▸ To be done:
Return all lines below containing the word "usług".

▸ Data to use:
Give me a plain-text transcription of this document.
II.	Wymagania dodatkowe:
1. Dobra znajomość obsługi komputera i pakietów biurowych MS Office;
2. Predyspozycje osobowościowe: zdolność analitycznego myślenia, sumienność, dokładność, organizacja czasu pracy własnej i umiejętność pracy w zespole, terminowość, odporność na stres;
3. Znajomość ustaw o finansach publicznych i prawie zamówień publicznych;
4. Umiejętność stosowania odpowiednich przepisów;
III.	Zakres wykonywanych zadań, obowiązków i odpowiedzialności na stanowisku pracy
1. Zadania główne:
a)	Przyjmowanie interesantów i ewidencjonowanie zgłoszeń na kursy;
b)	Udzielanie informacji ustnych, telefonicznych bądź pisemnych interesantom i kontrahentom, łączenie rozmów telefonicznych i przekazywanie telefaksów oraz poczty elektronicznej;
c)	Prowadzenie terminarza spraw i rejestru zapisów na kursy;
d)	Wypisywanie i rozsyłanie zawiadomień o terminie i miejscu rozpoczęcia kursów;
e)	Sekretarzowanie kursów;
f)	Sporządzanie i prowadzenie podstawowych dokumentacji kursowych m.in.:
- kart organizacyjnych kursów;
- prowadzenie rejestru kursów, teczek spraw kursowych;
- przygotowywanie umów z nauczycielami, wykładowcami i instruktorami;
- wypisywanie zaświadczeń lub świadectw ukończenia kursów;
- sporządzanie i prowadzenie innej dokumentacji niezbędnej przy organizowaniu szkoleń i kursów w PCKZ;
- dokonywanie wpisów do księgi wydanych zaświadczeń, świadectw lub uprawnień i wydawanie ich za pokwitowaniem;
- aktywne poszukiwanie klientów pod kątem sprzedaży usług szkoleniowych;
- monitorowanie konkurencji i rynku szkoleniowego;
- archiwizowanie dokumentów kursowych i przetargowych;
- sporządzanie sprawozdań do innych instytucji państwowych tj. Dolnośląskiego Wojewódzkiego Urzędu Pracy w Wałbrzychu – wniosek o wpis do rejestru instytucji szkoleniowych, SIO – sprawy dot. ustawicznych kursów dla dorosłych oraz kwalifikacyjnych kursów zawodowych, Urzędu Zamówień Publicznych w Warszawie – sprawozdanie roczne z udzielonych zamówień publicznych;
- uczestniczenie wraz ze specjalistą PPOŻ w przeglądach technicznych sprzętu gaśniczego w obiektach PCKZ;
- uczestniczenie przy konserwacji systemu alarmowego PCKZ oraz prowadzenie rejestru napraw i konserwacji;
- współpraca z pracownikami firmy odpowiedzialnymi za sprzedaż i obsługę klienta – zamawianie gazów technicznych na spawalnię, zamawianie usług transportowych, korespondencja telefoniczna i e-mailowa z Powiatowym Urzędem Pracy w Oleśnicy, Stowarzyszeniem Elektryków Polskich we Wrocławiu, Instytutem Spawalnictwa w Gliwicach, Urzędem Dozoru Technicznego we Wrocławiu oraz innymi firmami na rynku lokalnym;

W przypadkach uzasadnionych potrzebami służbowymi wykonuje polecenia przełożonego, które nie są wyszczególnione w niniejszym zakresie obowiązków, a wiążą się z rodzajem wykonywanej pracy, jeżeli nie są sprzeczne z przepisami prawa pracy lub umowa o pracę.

▸ Answer to the exercise:
- aktywne poszukiwanie klientów pod kątem sprzedaży usług szkoleniowych;
- współpraca z pracownikami firmy odpowiedzialnymi za sprzedaż i obsługę klienta – zamawianie gazów technicznych na spawalnię, zamawianie usług transportowych, korespondencja telefoniczna i e-mailowa z Powiatowym Urzędem Pracy w Oleśnicy, Stowarzyszeniem Elektryków Polskich we Wrocławiu, Instytutem Spawalnictwa w Gliwicach, Urzędem Dozoru Technicznego we Wrocławiu oraz innymi firmami na rynku lokalnym;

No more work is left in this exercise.